» SHORT EXERCISE:
Take every line from the material that has the word "color" in it.

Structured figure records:
------------------------------------------------------------------------

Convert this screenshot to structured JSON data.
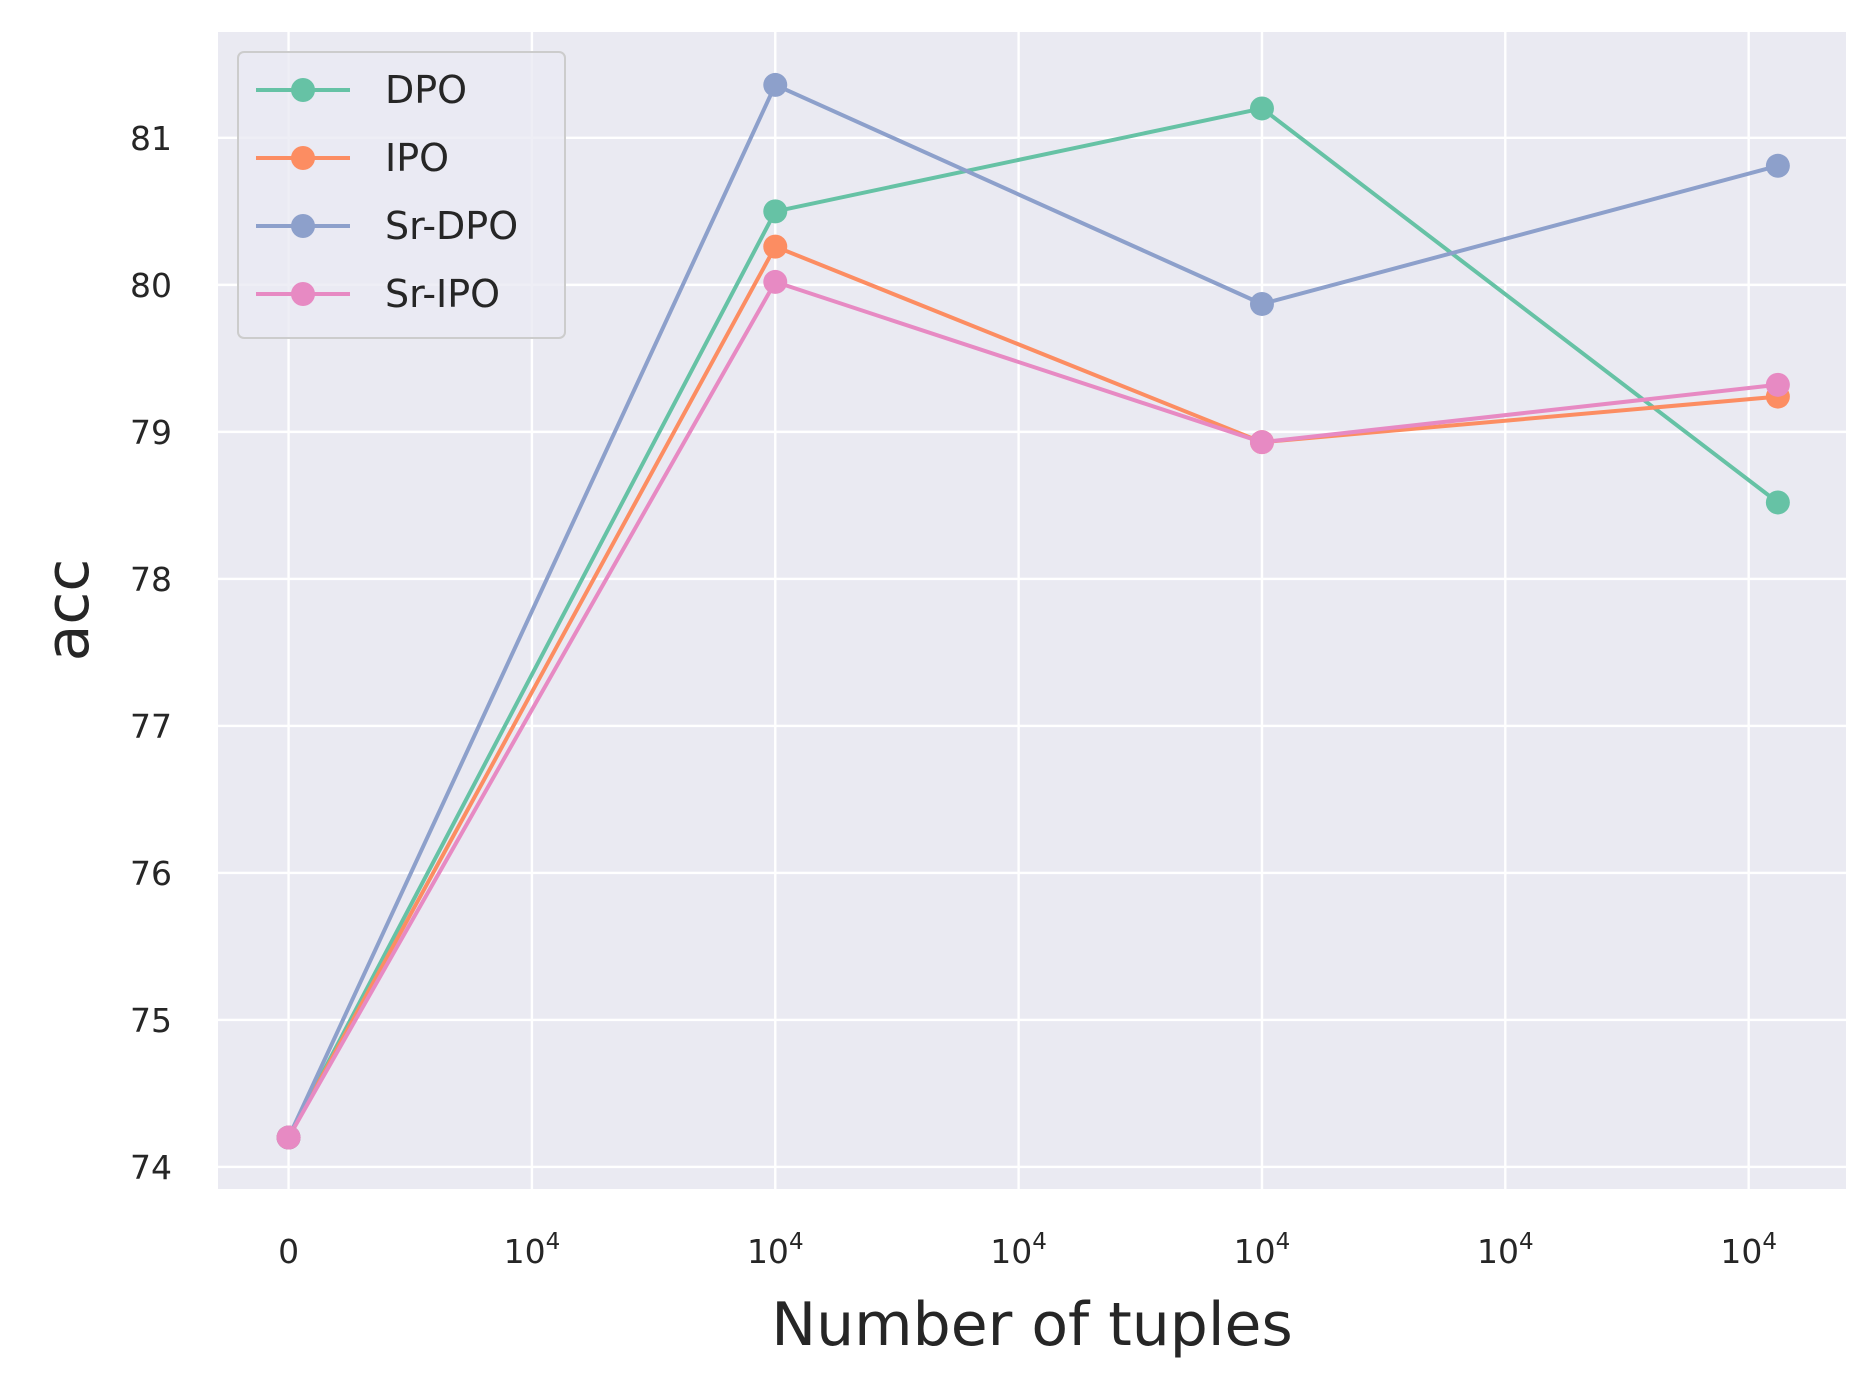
{
  "chart_data": {
    "type": "line",
    "title": "",
    "xlabel": "Number of tuples",
    "ylabel": "acc",
    "x_tick_labels": [
      {
        "base": "0",
        "exp": ""
      },
      {
        "base": "10",
        "exp": "4"
      },
      {
        "base": "10",
        "exp": "4"
      },
      {
        "base": "10",
        "exp": "4"
      },
      {
        "base": "10",
        "exp": "4"
      },
      {
        "base": "10",
        "exp": "4"
      },
      {
        "base": "10",
        "exp": "4"
      }
    ],
    "x_tick_positions": [
      0,
      1,
      2,
      3,
      4,
      5,
      6
    ],
    "x": [
      0,
      2,
      4,
      6.12
    ],
    "xlim": [
      -0.29,
      6.4
    ],
    "ylim": [
      73.85,
      81.72
    ],
    "yticks": [
      74,
      75,
      76,
      77,
      78,
      79,
      80,
      81
    ],
    "grid": true,
    "legend_position": "upper-left",
    "series": [
      {
        "name": "DPO",
        "color": "#66c2a5",
        "values": [
          74.2,
          80.5,
          81.2,
          78.52
        ]
      },
      {
        "name": "IPO",
        "color": "#fc8d62",
        "values": [
          74.2,
          80.26,
          78.93,
          79.24
        ]
      },
      {
        "name": "Sr-DPO",
        "color": "#8da0cb",
        "values": [
          74.2,
          81.36,
          79.87,
          80.81
        ]
      },
      {
        "name": "Sr-IPO",
        "color": "#e78ac3",
        "values": [
          74.2,
          80.02,
          78.93,
          79.32
        ]
      }
    ]
  }
}
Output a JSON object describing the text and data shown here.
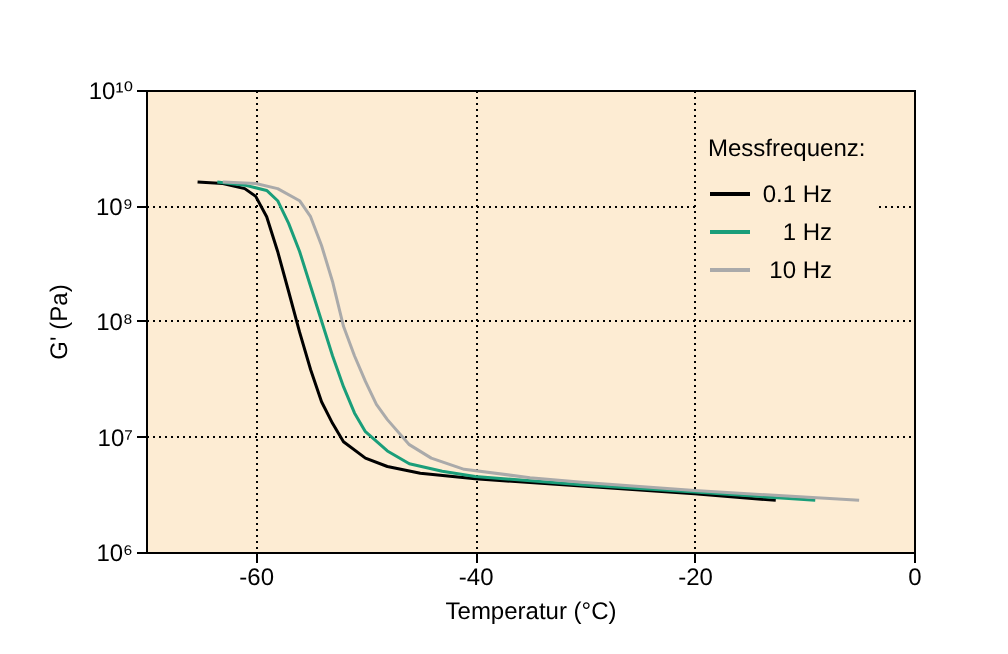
{
  "chart_data": {
    "type": "line",
    "xlabel": "Temperatur (°C)",
    "ylabel": "G' (Pa)",
    "legend_title": "Messfrequenz:",
    "log": "y",
    "grid": true,
    "legend": "top right",
    "line_style": "solid",
    "marker": "none",
    "xlim": [
      -70,
      0
    ],
    "xticks": [
      -60,
      -40,
      -20,
      0
    ],
    "ylim": [
      1000000,
      10000000000
    ],
    "yticks": [
      {
        "value": 1000000,
        "label": "10⁶"
      },
      {
        "value": 10000000,
        "label": "10⁷"
      },
      {
        "value": 100000000,
        "label": "10⁸"
      },
      {
        "value": 1000000000,
        "label": "10⁹"
      },
      {
        "value": 10000000000,
        "label": "10¹⁰"
      }
    ],
    "series": [
      {
        "name": "0.1 Hz",
        "color": "#000000",
        "x": [
          -65.3,
          -63,
          -61,
          -60,
          -59,
          -58,
          -57,
          -56,
          -55,
          -54,
          -53,
          -52,
          -50,
          -48,
          -45,
          -40,
          -30,
          -20,
          -12.6
        ],
        "values": [
          1600000000.0,
          1550000000.0,
          1400000000.0,
          1200000000.0,
          800000000.0,
          400000000.0,
          180000000.0,
          80000000.0,
          38000000.0,
          20000000.0,
          13000000.0,
          9000000.0,
          6500000.0,
          5500000.0,
          4800000.0,
          4300000.0,
          3700000.0,
          3200000.0,
          2800000.0
        ]
      },
      {
        "name": "1 Hz",
        "color": "#1a9e7a",
        "x": [
          -63.5,
          -61,
          -59,
          -58,
          -57,
          -56,
          -55,
          -54,
          -53,
          -52,
          -51,
          -50,
          -48,
          -46,
          -43,
          -40,
          -30,
          -20,
          -9
        ],
        "values": [
          1600000000.0,
          1500000000.0,
          1350000000.0,
          1100000000.0,
          700000000.0,
          400000000.0,
          200000000.0,
          100000000.0,
          50000000.0,
          27000000.0,
          16000000.0,
          11000000.0,
          7500000.0,
          5800000.0,
          5000000.0,
          4500000.0,
          3800000.0,
          3300000.0,
          2800000.0
        ]
      },
      {
        "name": "10 Hz",
        "color": "#aaaaaa",
        "x": [
          -63,
          -60,
          -58,
          -56,
          -55,
          -54,
          -53,
          -52,
          -51,
          -50,
          -49,
          -48,
          -46,
          -44,
          -41,
          -35,
          -30,
          -20,
          -5
        ],
        "values": [
          1600000000.0,
          1550000000.0,
          1400000000.0,
          1100000000.0,
          800000000.0,
          450000000.0,
          220000000.0,
          90000000.0,
          50000000.0,
          30000000.0,
          19000000.0,
          14000000.0,
          8500000.0,
          6500000.0,
          5200000.0,
          4400000.0,
          4000000.0,
          3400000.0,
          2800000.0
        ]
      }
    ]
  }
}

------------------------------------------------------------------------

» COMPLETE ANSWER:
        "color": "#66c2a5",
        "color": "#fc8d62",
        "color": "#8da0cb",
        "color": "#e78ac3",
        "color": "#000000",
        "color": "#1a9e7a",
        "color": "#aaaaaa",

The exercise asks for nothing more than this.